Extracted text ▸
★ ★ ★ ★

TORONTO — Canada’s main stock index ended up for the week despite slipping Friday after a June jobs report reinforced expectations that the central bank will pursue another aggressive interest rate hike next week.
“Today is all about jobs and what that entails,” said Allan Small, senior investment adviser at IA Private Wealth.
In Canada, the economy lost 43,000 jobs last month but the unemployment rate fell to a record low of 4.9 per cent. In the U.S., employment continued to be strong and beat expectations with 372,000 jobs created and the unemployment rate remaining at 3.6 per cent.
Small said the jobs reports won’t stop central banks from raising rates.
“They might even have a little bit more ammunition on the U.S. side to raise rates. And even in Canada, they’re going to go at least 75 points next week, and then we’ll see what happens after that,” he said in an interview.
Small said it’s a situation where bad news is good and positive news is bad. In this case, strong U.S. employment won’t cause the Federal Reserve to pull their feet off the pedal from planned aggressive rate hikes.
“It wasn’t a number that the Fed will say, ‘Oh OK, things are slowing, maybe we won’t raise as much.’ … It was a number that they’re going to say we could see things are slowing but not enough yet and they’re going to probably raise 75 bps.”
The S&P/TSX composite index closed down 40.31 points to 19,022.86.

★ ★ ★ ★

(Data entries)

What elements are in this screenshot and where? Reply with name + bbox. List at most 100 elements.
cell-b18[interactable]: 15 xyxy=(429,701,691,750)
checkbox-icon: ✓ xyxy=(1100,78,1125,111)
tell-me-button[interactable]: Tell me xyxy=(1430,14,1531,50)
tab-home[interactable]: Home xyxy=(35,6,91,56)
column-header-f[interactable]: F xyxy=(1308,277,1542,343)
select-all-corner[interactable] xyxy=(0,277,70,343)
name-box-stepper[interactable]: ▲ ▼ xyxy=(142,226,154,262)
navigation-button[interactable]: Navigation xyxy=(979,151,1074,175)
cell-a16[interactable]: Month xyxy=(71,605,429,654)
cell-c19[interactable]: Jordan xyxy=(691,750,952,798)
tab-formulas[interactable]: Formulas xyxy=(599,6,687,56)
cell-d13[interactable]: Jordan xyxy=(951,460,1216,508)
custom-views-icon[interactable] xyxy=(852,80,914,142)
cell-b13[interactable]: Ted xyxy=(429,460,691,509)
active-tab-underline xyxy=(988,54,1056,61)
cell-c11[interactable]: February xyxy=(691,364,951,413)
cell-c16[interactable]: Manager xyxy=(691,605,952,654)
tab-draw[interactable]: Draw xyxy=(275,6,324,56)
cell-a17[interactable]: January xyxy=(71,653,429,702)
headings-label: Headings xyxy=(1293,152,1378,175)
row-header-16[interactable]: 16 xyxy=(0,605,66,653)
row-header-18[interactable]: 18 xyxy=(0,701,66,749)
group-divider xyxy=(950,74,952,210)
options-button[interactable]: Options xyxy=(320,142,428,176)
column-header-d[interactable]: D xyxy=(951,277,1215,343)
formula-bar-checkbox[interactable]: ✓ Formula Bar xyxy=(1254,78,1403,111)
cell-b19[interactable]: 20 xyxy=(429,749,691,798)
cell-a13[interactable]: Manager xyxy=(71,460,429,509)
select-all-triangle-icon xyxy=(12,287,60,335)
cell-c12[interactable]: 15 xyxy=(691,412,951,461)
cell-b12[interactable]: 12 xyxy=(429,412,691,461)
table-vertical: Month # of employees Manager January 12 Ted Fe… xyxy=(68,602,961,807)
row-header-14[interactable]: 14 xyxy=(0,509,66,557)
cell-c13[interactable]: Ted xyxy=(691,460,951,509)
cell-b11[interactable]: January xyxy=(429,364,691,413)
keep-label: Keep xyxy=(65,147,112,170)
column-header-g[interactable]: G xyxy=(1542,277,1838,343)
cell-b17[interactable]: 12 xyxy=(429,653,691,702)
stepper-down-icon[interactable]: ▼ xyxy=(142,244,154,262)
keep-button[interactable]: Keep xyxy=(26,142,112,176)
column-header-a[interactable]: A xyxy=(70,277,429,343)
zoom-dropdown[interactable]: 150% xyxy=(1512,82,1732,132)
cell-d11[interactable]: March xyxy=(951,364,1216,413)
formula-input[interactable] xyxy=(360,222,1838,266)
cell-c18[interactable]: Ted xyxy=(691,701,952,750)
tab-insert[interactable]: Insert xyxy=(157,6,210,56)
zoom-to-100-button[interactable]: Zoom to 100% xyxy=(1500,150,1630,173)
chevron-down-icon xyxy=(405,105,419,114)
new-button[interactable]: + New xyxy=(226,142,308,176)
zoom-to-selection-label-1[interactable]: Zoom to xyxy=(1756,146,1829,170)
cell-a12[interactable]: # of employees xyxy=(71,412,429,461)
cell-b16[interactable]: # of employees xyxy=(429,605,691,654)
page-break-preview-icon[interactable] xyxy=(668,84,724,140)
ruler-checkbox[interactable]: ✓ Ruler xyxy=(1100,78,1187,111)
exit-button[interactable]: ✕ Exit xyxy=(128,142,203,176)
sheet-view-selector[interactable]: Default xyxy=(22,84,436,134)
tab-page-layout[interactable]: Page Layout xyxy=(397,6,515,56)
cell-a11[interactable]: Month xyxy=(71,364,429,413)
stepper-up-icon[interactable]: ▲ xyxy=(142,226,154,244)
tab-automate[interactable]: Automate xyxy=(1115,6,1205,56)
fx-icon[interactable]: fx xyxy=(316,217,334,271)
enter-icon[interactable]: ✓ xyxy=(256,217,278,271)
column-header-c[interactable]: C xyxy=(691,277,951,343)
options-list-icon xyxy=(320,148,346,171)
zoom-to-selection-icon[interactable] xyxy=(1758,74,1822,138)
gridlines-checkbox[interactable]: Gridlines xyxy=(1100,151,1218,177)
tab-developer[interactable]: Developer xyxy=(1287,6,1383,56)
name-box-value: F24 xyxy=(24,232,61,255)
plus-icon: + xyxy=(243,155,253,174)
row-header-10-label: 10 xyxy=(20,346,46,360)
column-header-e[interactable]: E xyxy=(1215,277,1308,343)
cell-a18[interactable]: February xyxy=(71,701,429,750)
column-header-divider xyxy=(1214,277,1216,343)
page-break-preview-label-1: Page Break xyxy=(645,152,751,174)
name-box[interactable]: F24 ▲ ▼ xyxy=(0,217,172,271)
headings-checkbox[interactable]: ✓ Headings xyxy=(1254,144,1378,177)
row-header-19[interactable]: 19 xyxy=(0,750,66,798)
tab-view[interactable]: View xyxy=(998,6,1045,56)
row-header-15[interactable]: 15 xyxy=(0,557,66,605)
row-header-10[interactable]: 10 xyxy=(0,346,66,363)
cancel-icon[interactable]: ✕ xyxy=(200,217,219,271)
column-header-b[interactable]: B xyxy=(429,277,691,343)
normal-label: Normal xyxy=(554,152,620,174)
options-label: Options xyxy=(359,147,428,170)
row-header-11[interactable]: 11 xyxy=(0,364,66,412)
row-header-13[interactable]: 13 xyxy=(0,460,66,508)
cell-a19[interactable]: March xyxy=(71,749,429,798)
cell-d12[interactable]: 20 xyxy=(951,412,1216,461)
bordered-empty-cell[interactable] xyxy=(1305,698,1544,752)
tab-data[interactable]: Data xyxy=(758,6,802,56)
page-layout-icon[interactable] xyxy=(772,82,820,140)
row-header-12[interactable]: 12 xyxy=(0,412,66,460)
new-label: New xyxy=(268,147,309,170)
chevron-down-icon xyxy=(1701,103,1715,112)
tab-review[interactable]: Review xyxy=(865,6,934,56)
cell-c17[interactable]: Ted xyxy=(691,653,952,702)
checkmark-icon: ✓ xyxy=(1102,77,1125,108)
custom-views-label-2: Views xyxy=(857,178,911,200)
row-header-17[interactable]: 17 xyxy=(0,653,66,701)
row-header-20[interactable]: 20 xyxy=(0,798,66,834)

★ ★ ★ ★

Complete the following ▸
[a] Answer these questions using the news article about Canada's stock index:
(i) What was Canada's unemployment rate last month?
(ii) How many jobs were created in the U.S.?
(iii) At what level did the S&P/TSX composite index close on Friday?
[b] Find every row that contains the string "chevron", treating uppercase and lowercase as different.
The news article and the rows are unrelated pieces of material.

Exercise solutions ▸
[a]
(i) 4.9 percent, a record low.
(ii) 372,000 jobs.
(iii) 19,022.86, down 40.31 points.

[b]
chevron-down-icon xyxy=(405,105,419,114)
chevron-down-icon xyxy=(1701,103,1715,112)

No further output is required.